**TUS INSTRUCCIONES**
Indica, por favor, cuánto dinero exigieron los ladrones como rescate según el texto sobre el robo de la Copa en 1966.

**TEXTO DE LA PÁGINA**
::::
El perro que salvó el Mundial 1966: la increíble historia de Pickles y la Copa robada

A semanas del Mundial de 1966, la Copa fue robada en Londres y un perro la encontró en un parque, evitando un escándalo histórico para Inglaterra.

La Copa del Mundo estuvo a punto de perderse para siempre en 1966, pero un perro llamado Pickles evitó una de las mayores vergüenzas en la historia del fútbol.

El trofeo Jules Rimet fue sustraído en marzo de 1966 durante una exhibición en el Westminster Central Hall. Los ladrones forzaron accesos y vitrinas, ignoraron objetos de mayor valor y se llevaron únicamente la copa. Días después, exigieron un rescate de 15.000 libras.

Aunque la policía detuvo a un sospechoso, nunca logró recuperar el trofeo ni identificar al autor principal del robo. Siete días después, Pickles alertó a su dueño sobre un paquete sospechoso envuelto en papel de diario en un parque del sur de Londres. Dentro estaba la Copa del Mundo.
::::
**LÍNEAS MOSTRADAS**

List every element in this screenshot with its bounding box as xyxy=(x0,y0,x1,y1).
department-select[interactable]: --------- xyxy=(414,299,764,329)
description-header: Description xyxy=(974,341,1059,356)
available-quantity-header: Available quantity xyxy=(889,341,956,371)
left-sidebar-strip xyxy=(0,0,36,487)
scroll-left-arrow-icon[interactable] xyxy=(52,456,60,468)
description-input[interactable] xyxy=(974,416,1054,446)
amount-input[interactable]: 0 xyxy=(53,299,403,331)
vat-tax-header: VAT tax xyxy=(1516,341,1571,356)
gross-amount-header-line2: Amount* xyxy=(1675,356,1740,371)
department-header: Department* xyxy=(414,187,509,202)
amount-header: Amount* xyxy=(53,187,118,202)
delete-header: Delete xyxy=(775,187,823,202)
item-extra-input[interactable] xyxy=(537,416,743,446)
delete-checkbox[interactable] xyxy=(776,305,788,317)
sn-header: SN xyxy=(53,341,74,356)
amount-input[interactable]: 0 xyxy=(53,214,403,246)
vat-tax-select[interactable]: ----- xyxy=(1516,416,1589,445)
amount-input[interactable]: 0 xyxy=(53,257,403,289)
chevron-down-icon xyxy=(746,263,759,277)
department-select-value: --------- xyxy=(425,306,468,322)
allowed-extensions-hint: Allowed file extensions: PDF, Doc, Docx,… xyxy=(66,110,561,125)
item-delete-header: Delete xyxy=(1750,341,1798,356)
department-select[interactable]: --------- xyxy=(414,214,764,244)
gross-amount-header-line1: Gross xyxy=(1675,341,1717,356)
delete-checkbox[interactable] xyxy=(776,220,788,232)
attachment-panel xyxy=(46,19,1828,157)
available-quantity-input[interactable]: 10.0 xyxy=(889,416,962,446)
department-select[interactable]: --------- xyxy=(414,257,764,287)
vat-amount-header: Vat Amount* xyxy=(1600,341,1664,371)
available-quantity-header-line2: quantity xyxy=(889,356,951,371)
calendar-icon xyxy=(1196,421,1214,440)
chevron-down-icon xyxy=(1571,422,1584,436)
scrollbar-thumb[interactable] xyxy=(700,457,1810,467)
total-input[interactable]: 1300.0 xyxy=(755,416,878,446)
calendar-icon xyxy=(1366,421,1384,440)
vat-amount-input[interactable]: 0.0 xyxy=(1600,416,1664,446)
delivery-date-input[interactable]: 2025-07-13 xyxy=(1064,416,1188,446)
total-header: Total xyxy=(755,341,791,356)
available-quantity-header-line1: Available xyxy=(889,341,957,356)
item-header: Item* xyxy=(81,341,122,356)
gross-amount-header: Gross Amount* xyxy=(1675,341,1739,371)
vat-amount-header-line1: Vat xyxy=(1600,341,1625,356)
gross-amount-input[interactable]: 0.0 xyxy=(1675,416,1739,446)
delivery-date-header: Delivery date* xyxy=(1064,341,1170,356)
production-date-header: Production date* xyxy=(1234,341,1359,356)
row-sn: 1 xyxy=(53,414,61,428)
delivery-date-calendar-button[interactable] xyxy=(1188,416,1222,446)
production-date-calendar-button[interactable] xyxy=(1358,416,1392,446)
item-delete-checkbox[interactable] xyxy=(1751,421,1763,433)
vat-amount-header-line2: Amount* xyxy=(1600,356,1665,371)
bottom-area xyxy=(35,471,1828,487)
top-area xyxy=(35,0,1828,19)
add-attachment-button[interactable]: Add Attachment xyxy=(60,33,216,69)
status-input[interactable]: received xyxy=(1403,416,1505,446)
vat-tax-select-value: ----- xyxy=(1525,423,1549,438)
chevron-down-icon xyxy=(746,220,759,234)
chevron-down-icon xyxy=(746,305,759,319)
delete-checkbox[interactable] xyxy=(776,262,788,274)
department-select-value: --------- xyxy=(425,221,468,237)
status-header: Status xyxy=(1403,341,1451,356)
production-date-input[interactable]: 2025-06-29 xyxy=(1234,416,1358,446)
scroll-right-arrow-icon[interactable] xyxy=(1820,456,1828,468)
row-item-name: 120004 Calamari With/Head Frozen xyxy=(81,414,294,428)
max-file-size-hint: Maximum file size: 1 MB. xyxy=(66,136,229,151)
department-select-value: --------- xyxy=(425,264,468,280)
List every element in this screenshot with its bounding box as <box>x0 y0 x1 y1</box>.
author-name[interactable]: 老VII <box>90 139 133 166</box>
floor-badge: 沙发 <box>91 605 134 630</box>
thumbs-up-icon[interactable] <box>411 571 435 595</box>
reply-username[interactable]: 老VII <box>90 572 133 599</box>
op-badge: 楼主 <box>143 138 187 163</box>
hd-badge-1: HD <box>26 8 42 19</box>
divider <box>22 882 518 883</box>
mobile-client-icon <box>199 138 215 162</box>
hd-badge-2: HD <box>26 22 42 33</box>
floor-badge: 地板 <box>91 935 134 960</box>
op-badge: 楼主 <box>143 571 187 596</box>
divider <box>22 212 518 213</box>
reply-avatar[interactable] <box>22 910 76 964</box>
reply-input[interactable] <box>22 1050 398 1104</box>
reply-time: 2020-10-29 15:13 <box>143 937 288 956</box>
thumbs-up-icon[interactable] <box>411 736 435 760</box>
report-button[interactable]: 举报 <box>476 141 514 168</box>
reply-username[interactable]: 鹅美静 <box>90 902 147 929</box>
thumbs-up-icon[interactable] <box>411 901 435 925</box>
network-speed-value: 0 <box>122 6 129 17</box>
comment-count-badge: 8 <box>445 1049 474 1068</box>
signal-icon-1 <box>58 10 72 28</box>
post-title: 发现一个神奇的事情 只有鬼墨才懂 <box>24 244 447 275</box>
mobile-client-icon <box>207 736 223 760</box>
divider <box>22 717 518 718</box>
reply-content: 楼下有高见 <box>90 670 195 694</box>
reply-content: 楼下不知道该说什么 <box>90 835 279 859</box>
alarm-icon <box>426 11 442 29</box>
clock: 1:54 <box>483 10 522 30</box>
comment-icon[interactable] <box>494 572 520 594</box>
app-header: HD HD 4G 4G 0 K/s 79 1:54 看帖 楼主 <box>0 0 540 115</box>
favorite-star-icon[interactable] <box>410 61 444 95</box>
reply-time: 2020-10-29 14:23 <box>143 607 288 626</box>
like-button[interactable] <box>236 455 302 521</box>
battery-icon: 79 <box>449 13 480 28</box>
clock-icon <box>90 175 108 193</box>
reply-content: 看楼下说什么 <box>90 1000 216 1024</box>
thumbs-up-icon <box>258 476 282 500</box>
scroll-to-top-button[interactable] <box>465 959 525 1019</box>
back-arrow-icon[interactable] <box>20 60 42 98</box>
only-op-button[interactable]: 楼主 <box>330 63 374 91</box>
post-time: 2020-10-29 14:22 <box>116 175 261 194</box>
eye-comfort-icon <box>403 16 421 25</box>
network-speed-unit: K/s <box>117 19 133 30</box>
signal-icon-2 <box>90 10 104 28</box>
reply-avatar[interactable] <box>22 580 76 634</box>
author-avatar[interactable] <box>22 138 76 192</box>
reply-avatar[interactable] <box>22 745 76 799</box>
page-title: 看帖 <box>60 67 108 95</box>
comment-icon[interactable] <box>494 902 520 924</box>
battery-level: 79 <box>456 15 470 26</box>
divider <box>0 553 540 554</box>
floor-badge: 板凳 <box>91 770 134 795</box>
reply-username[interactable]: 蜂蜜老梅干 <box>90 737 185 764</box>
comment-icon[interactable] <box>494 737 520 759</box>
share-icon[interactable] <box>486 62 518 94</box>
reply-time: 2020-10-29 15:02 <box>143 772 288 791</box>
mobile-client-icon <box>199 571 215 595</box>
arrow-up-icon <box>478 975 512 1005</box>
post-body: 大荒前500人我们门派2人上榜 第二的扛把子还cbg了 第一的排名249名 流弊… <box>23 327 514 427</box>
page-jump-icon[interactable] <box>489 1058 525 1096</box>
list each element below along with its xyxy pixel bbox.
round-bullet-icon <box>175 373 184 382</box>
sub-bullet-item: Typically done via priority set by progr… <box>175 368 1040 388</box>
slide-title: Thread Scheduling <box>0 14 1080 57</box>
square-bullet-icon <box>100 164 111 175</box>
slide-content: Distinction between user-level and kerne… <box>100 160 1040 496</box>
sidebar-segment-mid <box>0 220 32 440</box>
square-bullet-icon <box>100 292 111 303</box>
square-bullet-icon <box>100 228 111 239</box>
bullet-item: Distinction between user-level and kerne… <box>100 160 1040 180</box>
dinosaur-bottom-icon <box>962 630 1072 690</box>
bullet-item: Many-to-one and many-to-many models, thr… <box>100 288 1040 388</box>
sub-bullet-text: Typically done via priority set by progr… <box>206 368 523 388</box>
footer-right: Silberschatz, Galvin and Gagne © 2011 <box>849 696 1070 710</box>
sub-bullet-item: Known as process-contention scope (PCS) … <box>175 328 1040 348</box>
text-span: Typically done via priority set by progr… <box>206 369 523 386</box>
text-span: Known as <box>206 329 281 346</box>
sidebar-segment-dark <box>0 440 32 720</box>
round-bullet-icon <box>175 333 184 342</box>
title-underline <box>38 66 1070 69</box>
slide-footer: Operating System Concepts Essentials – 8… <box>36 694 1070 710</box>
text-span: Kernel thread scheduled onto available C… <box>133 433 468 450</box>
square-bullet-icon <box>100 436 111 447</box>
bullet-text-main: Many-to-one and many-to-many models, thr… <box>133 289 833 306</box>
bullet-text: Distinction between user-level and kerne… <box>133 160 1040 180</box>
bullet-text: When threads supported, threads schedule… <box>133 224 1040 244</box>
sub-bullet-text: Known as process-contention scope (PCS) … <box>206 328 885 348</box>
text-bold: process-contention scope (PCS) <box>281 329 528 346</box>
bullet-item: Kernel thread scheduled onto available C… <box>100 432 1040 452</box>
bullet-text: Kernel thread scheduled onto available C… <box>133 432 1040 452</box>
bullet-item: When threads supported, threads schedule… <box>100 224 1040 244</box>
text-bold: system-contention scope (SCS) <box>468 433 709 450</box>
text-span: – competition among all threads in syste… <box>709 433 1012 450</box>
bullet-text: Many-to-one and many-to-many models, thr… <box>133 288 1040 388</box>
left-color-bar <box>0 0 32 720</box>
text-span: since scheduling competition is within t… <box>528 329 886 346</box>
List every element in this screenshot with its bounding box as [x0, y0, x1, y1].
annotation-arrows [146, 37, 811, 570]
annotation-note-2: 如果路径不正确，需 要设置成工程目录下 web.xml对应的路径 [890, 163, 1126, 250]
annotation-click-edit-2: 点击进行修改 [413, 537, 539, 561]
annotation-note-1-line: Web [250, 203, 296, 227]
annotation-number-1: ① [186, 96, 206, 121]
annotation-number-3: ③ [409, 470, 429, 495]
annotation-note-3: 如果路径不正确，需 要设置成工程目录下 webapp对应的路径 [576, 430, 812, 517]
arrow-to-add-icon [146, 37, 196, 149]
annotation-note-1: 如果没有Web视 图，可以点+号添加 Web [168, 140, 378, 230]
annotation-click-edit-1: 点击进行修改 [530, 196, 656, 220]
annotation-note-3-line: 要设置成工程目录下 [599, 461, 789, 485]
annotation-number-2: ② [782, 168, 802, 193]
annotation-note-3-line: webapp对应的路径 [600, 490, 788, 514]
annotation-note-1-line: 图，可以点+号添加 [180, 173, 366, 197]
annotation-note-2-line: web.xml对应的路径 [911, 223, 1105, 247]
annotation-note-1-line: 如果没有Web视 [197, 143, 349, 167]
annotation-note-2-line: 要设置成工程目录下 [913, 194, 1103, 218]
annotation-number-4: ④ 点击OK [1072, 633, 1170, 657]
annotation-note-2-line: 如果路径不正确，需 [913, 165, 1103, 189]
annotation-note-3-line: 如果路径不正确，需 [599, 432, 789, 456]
::::
**RESPUESTA**
15.000 libras.